**Listing**
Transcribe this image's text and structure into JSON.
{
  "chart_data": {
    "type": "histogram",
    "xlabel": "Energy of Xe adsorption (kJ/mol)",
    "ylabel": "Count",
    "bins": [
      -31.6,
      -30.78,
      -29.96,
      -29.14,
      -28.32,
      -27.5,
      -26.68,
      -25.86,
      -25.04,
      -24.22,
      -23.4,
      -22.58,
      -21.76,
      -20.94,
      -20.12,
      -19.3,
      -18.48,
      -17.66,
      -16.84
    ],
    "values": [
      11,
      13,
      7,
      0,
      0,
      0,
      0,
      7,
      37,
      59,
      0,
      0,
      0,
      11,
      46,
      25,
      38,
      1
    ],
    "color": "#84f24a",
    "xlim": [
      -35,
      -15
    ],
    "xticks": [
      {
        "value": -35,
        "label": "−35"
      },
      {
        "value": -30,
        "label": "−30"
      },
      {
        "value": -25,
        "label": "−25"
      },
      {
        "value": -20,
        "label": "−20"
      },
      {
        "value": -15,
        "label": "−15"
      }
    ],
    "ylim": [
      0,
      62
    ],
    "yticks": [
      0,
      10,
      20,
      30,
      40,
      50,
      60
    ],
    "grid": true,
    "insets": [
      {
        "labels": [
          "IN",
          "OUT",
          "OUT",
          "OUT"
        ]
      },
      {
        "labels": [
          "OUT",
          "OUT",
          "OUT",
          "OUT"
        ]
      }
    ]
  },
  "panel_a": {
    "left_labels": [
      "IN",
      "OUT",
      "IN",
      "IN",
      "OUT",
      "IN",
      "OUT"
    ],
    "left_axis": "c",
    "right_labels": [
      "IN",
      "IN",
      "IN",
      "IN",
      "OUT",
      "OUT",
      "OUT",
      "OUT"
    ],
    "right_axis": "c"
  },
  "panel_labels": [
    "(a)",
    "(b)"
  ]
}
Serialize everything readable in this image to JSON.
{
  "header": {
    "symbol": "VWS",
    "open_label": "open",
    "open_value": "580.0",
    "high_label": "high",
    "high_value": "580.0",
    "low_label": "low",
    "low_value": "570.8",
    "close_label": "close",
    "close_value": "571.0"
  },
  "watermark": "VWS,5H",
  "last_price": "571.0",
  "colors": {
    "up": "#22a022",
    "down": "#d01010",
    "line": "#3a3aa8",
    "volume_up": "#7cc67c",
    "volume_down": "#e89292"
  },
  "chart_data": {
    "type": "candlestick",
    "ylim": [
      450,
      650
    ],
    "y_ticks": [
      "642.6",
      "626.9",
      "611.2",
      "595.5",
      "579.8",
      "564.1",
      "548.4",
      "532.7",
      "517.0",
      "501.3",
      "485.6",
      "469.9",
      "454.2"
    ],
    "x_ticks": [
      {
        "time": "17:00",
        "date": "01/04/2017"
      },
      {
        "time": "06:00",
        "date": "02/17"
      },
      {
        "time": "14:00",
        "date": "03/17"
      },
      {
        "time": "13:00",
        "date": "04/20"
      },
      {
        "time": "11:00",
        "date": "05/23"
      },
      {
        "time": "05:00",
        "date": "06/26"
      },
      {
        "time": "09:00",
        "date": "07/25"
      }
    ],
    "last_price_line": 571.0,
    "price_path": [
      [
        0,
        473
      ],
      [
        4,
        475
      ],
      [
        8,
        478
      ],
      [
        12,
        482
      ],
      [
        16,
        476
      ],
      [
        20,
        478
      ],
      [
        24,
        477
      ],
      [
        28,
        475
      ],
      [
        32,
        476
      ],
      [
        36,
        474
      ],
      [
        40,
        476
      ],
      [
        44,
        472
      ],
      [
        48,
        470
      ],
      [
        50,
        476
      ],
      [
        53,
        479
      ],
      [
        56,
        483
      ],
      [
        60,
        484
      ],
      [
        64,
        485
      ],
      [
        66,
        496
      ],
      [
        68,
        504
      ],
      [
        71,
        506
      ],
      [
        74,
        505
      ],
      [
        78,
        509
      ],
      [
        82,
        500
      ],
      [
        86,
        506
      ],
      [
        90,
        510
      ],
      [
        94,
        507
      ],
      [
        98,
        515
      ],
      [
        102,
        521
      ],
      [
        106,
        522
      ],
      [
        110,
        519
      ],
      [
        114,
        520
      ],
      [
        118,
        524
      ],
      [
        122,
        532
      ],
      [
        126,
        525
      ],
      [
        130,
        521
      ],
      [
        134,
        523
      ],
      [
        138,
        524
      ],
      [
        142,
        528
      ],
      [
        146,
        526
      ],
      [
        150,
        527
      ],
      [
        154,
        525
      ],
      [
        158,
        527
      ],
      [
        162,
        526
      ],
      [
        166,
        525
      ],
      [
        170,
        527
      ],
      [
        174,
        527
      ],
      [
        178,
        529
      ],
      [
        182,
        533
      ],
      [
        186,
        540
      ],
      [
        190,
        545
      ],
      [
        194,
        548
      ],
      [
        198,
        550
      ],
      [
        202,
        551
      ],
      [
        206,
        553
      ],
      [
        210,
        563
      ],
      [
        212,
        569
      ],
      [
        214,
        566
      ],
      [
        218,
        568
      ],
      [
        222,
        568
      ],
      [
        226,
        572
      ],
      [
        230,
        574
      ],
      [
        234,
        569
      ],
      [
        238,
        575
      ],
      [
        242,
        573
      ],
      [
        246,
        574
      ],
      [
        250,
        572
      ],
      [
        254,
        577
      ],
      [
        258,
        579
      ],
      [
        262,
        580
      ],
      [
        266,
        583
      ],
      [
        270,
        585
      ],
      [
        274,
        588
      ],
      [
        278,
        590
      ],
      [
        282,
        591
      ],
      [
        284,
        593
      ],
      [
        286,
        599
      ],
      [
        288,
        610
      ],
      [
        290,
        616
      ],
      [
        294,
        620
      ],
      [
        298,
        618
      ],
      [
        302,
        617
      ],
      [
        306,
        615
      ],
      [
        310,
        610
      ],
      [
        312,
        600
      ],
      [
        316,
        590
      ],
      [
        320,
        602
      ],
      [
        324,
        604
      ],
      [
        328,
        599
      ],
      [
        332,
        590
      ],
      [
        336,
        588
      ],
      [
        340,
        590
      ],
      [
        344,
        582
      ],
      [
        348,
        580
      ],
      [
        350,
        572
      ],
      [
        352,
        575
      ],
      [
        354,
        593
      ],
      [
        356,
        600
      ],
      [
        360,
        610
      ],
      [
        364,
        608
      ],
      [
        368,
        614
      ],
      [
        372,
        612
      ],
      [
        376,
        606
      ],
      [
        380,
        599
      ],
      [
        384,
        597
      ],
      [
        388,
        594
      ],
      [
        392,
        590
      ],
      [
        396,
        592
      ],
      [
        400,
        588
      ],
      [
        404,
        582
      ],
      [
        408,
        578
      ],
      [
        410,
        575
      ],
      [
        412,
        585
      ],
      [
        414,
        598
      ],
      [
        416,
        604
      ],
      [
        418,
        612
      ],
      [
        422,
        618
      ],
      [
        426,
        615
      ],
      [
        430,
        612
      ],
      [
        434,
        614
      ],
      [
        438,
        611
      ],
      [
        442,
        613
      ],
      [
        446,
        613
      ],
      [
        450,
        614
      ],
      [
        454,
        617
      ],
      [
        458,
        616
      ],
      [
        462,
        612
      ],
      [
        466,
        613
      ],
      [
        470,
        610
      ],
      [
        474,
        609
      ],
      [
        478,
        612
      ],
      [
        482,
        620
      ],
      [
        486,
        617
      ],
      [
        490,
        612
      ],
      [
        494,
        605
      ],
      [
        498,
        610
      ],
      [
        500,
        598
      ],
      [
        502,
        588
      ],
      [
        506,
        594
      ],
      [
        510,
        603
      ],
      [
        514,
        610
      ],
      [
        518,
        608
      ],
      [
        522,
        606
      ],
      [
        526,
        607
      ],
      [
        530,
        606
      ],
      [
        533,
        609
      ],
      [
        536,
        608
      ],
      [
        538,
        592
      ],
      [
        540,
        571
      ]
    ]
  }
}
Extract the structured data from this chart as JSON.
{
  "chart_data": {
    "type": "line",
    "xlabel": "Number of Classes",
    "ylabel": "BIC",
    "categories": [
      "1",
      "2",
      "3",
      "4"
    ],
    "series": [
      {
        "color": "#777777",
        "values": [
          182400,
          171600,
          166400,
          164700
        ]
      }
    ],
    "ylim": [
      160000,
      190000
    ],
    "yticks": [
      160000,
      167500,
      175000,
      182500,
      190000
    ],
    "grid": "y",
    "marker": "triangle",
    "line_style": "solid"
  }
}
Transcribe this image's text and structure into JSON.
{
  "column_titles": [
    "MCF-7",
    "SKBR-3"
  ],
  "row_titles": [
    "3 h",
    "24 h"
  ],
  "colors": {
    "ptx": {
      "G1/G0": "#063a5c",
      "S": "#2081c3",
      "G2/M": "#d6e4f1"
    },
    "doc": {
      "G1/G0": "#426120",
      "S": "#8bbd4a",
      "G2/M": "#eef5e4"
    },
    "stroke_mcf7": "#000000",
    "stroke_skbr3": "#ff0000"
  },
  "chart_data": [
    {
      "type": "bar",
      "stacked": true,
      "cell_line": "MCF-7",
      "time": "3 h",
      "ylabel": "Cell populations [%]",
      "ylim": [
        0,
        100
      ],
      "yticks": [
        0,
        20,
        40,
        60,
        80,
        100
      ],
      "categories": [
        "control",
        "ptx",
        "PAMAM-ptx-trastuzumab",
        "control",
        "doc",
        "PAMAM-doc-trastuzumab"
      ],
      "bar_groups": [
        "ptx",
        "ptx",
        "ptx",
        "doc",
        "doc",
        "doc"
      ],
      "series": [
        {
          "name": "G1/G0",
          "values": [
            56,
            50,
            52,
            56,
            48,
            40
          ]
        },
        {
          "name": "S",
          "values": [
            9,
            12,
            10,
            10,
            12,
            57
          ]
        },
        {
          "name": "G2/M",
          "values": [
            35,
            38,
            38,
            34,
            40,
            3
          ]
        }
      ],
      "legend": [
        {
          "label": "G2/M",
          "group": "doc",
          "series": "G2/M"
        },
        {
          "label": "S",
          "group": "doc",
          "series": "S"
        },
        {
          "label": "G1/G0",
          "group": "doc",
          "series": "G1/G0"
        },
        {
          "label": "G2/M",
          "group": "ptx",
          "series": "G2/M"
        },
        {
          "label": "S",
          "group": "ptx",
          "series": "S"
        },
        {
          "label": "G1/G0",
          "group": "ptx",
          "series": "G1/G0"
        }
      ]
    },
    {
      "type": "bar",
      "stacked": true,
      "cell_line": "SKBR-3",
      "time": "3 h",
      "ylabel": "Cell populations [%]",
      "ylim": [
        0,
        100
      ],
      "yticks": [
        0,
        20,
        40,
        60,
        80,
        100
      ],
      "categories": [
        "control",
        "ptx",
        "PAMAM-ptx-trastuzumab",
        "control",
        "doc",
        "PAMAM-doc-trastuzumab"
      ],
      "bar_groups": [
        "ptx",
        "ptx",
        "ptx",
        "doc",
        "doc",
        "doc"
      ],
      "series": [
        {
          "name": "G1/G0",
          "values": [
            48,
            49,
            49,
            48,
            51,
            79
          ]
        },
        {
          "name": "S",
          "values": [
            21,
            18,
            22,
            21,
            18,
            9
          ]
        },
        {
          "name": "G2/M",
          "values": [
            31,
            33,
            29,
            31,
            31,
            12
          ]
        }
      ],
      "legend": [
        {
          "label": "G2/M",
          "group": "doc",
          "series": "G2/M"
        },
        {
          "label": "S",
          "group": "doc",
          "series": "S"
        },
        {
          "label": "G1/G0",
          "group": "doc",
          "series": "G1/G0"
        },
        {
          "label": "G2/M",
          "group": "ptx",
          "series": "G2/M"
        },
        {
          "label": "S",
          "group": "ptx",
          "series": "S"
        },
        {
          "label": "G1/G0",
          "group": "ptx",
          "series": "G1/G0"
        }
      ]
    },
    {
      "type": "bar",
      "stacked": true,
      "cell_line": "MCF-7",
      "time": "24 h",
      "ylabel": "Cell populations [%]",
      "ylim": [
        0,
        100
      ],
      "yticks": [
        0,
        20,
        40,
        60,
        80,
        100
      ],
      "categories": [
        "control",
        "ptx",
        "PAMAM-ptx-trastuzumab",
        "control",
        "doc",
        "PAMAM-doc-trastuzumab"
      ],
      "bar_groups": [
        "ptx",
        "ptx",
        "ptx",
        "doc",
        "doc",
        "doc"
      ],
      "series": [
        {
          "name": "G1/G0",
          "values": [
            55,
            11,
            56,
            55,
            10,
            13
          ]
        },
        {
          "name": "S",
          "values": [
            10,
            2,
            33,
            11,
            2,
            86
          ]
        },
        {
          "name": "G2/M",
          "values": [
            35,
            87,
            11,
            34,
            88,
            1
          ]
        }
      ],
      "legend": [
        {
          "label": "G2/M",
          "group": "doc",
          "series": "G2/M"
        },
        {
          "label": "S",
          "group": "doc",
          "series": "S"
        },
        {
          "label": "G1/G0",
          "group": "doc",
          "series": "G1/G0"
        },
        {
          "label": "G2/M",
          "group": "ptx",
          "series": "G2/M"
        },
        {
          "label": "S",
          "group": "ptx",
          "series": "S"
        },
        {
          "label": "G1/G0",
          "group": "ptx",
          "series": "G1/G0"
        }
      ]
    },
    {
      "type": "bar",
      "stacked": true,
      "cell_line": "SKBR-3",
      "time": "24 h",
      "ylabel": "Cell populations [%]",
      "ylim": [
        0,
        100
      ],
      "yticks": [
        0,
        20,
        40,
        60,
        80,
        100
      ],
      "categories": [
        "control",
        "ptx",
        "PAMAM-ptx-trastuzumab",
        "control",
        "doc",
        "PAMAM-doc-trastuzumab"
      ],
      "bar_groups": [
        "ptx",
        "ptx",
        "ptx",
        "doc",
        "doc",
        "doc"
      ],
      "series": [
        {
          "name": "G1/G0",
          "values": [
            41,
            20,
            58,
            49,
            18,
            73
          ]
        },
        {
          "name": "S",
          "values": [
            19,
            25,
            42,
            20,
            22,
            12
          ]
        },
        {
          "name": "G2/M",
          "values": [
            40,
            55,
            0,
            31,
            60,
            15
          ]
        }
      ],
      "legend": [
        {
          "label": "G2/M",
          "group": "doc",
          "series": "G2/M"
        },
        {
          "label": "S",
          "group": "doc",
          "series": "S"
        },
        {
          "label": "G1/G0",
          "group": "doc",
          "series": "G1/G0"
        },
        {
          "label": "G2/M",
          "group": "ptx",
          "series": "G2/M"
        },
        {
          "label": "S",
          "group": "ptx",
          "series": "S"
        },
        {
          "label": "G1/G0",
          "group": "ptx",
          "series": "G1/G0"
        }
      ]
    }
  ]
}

**What is required**
Single out each line of the records above with the string "JSON" in it, and copy it.

**Output**
Transcribe this image's text and structure into JSON.
Serialize everything readable in this image to JSON.
Extract the structured data from this chart as JSON.
Transcribe this image's text and structure into JSON.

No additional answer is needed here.